Stored records
>> START

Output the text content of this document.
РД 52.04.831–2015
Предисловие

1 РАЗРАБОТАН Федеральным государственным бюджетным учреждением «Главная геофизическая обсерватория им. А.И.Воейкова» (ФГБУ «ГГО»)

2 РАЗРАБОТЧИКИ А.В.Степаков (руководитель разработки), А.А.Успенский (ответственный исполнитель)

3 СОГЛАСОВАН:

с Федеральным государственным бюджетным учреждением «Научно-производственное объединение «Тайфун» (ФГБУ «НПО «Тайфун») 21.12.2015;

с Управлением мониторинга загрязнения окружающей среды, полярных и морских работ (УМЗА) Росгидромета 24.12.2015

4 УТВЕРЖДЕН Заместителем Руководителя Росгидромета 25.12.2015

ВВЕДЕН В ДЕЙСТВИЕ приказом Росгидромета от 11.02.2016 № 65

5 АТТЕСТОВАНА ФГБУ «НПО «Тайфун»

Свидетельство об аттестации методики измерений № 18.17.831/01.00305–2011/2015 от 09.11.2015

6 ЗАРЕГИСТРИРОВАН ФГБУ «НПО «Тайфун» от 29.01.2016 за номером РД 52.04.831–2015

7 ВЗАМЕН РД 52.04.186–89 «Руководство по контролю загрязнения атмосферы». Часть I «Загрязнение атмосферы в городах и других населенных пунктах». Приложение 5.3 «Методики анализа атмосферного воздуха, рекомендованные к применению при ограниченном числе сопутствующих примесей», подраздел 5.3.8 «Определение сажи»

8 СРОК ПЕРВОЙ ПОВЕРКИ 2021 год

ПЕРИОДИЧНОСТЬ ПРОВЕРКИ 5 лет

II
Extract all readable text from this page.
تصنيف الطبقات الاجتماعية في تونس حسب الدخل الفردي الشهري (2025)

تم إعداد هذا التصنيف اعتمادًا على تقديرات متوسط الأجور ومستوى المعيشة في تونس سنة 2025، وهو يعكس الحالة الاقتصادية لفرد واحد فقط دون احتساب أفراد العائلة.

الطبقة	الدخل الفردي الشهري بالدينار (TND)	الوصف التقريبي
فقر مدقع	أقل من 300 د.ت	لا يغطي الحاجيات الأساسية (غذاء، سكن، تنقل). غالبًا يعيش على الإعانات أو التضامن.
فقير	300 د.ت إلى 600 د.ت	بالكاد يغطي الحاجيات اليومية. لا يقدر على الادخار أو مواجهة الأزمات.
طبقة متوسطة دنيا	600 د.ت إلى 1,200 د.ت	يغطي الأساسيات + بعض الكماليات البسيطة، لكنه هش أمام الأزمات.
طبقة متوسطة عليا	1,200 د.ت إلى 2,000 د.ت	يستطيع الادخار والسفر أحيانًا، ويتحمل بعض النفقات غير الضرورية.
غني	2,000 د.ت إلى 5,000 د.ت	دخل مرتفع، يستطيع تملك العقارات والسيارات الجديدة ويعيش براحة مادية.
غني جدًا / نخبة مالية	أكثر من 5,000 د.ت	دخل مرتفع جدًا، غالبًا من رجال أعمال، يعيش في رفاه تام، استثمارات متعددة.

>> END

◆ **EXERCISE AIM**
Repeat the material word for word, in full.

◆ **FULL RESPONSE**
Output the text content of this document.
РД 52.04.831–2015
Предисловие

1 РАЗРАБОТАН Федеральным государственным бюджетным учреждением «Главная геофизическая обсерватория им. А.И.Воейкова» (ФГБУ «ГГО»)

2 РАЗРАБОТЧИКИ А.В.Степаков (руководитель разработки), А.А.Успенский (ответственный исполнитель)

3 СОГЛАСОВАН:

с Федеральным государственным бюджетным учреждением «Научно-производственное объединение «Тайфун» (ФГБУ «НПО «Тайфун») 21.12.2015;

с Управлением мониторинга загрязнения окружающей среды, полярных и морских работ (УМЗА) Росгидромета 24.12.2015

4 УТВЕРЖДЕН Заместителем Руководителя Росгидромета 25.12.2015

ВВЕДЕН В ДЕЙСТВИЕ приказом Росгидромета от 11.02.2016 № 65

5 АТТЕСТОВАНА ФГБУ «НПО «Тайфун»

Свидетельство об аттестации методики измерений № 18.17.831/01.00305–2011/2015 от 09.11.2015

6 ЗАРЕГИСТРИРОВАН ФГБУ «НПО «Тайфун» от 29.01.2016 за номером РД 52.04.831–2015

7 ВЗАМЕН РД 52.04.186–89 «Руководство по контролю загрязнения атмосферы». Часть I «Загрязнение атмосферы в городах и других населенных пунктах». Приложение 5.3 «Методики анализа атмосферного воздуха, рекомендованные к применению при ограниченном числе сопутствующих примесей», подраздел 5.3.8 «Определение сажи»

8 СРОК ПЕРВОЙ ПОВЕРКИ 2021 год

ПЕРИОДИЧНОСТЬ ПРОВЕРКИ 5 лет

II
Extract all readable text from this page.
تصنيف الطبقات الاجتماعية في تونس حسب الدخل الفردي الشهري (2025)

تم إعداد هذا التصنيف اعتمادًا على تقديرات متوسط الأجور ومستوى المعيشة في تونس سنة 2025، وهو يعكس الحالة الاقتصادية لفرد واحد فقط دون احتساب أفراد العائلة.

الطبقة	الدخل الفردي الشهري بالدينار (TND)	الوصف التقريبي
فقر مدقع	أقل من 300 د.ت	لا يغطي الحاجيات الأساسية (غذاء، سكن، تنقل). غالبًا يعيش على الإعانات أو التضامن.
فقير	300 د.ت إلى 600 د.ت	بالكاد يغطي الحاجيات اليومية. لا يقدر على الادخار أو مواجهة الأزمات.
طبقة متوسطة دنيا	600 د.ت إلى 1,200 د.ت	يغطي الأساسيات + بعض الكماليات البسيطة، لكنه هش أمام الأزمات.
طبقة متوسطة عليا	1,200 د.ت إلى 2,000 د.ت	يستطيع الادخار والسفر أحيانًا، ويتحمل بعض النفقات غير الضرورية.
غني	2,000 د.ت إلى 5,000 د.ت	دخل مرتفع، يستطيع تملك العقارات والسيارات الجديدة ويعيش براحة مادية.
غني جدًا / نخبة مالية	أكثر من 5,000 د.ت	دخل مرتفع جدًا، غالبًا من رجال أعمال، يعيش في رفاه تام، استثمارات متعددة.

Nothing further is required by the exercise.